Exercise objective>
Find every line below that contains the word "预付账款" and copy it out.
......
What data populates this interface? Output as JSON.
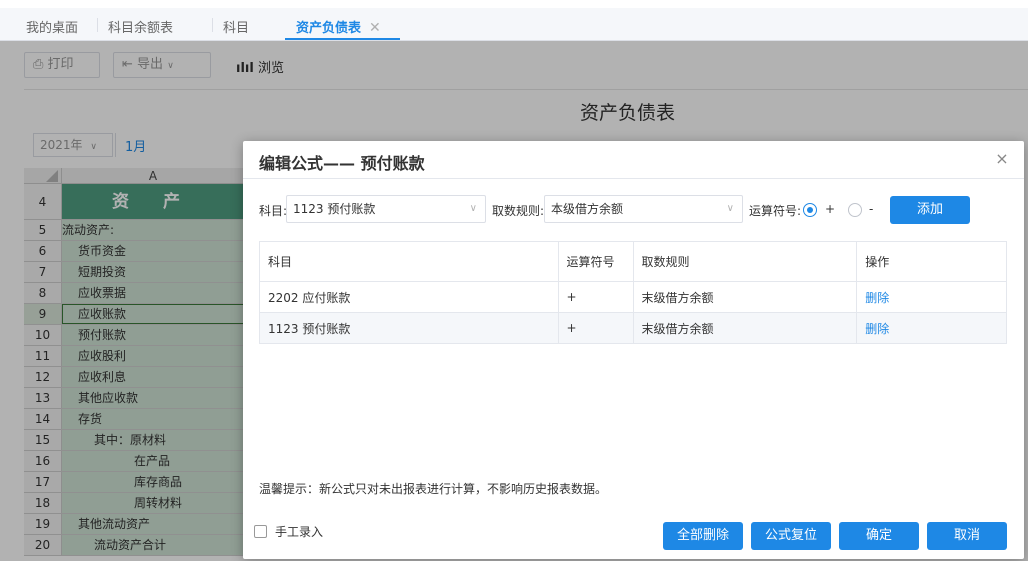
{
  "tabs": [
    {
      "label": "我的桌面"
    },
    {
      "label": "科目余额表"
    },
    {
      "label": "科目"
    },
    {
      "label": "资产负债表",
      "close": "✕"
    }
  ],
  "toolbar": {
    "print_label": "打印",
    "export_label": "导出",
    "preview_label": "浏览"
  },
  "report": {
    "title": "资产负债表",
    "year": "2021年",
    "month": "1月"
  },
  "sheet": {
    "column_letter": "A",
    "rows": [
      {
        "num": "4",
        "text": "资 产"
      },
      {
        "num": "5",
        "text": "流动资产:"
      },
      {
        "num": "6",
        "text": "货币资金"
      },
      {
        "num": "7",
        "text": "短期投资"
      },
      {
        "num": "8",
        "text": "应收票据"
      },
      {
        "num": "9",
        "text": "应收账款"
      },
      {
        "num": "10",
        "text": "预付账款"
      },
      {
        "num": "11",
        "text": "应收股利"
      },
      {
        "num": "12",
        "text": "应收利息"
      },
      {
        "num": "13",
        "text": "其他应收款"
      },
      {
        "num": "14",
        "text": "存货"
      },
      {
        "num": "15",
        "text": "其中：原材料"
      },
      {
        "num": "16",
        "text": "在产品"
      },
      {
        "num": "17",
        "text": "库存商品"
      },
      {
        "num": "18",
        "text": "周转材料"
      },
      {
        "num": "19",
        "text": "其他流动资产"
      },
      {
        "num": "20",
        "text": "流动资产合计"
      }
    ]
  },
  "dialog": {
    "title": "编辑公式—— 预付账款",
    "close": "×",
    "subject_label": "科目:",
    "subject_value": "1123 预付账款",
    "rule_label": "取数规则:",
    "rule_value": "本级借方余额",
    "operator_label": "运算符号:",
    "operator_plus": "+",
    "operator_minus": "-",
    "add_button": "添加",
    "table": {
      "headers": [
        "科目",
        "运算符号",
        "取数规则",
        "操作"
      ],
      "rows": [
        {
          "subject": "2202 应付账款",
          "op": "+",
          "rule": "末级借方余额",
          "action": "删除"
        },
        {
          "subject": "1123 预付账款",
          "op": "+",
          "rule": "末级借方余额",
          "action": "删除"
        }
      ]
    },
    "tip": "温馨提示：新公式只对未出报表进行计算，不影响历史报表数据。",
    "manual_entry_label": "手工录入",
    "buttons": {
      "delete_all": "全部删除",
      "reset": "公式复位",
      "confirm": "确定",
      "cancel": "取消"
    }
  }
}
......
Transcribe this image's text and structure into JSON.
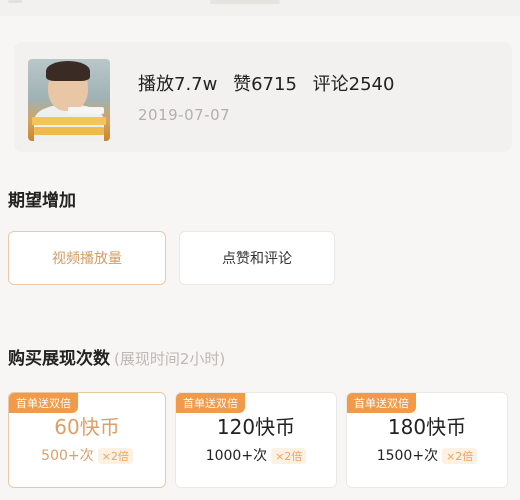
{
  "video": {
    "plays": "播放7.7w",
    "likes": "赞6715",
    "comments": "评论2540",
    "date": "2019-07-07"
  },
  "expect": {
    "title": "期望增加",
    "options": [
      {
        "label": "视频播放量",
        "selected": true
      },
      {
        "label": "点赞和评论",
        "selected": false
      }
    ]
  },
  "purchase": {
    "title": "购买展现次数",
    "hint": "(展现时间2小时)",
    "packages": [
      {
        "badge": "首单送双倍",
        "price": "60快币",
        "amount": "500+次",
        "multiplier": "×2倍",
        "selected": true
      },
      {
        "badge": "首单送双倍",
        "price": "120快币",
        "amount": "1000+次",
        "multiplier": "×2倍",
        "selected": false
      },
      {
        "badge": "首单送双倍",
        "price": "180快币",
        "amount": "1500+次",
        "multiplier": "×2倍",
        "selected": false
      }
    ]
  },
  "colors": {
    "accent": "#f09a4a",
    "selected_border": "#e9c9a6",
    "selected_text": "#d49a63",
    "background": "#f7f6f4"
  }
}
......
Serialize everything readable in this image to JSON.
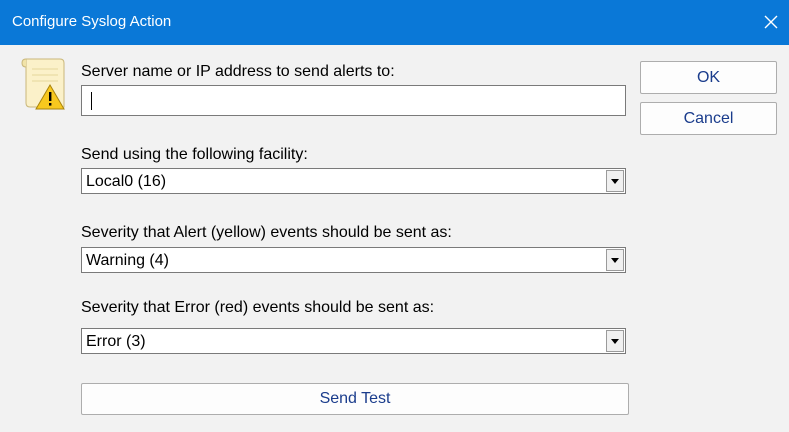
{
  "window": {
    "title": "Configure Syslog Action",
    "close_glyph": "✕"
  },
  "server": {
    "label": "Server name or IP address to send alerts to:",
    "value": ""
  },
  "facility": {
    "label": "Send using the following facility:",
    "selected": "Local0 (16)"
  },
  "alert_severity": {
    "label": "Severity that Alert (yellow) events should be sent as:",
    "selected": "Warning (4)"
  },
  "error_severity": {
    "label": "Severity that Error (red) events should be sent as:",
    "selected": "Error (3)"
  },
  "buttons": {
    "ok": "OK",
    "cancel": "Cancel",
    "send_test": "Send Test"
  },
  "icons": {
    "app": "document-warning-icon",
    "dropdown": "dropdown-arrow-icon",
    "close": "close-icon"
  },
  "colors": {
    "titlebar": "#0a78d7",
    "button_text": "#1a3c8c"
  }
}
......
Exercise answer>
        "text": "预付账款"
    "title": "编辑公式—— 预付账款",
    "subject_value": "1123 预付账款",
          "subject": "1123 预付账款",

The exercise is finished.